### What you have to do
Would you quote every entry exactly, dropping only the pictures?

>> Start Information provided

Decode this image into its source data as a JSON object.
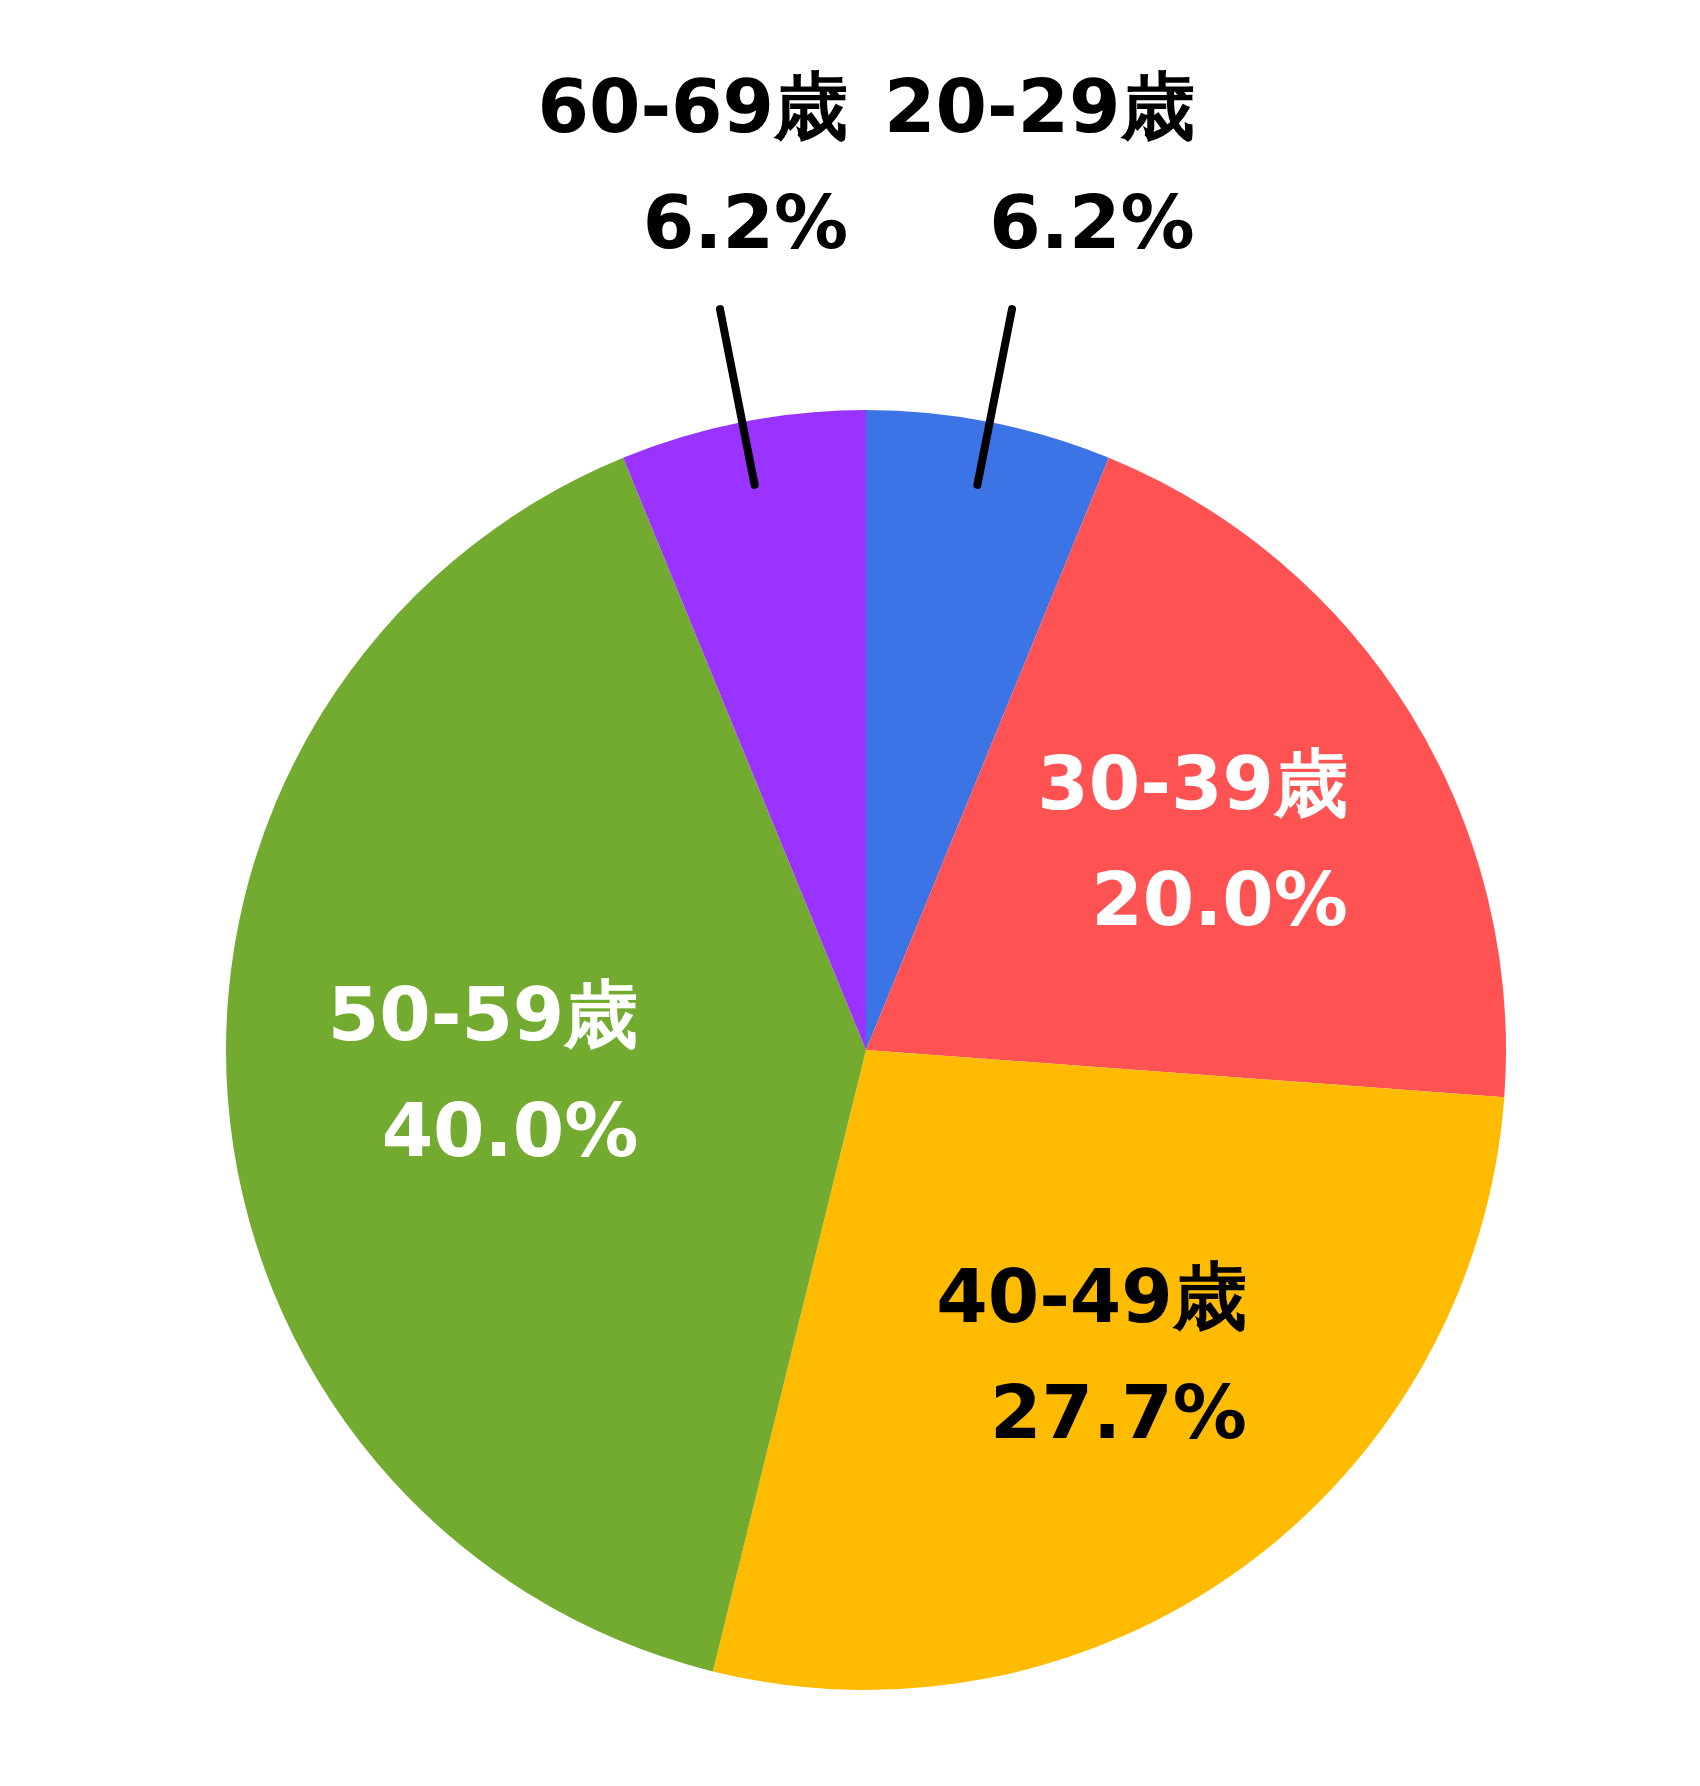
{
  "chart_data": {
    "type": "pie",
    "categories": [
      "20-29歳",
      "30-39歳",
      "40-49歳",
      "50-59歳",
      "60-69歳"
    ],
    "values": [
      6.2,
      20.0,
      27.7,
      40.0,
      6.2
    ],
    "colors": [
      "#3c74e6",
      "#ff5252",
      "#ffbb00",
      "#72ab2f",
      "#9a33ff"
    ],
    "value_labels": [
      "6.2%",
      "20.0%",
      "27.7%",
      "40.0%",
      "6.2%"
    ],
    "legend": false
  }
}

>> End Information provided

### Full response
Decode this image into its source data as a JSON object.
{
  "chart_data": {
    "type": "pie",
    "categories": [
      "20-29歳",
      "30-39歳",
      "40-49歳",
      "50-59歳",
      "60-69歳"
    ],
    "values": [
      6.2,
      20.0,
      27.7,
      40.0,
      6.2
    ],
    "colors": [
      "#3c74e6",
      "#ff5252",
      "#ffbb00",
      "#72ab2f",
      "#9a33ff"
    ],
    "value_labels": [
      "6.2%",
      "20.0%",
      "27.7%",
      "40.0%",
      "6.2%"
    ],
    "legend": false
  }
}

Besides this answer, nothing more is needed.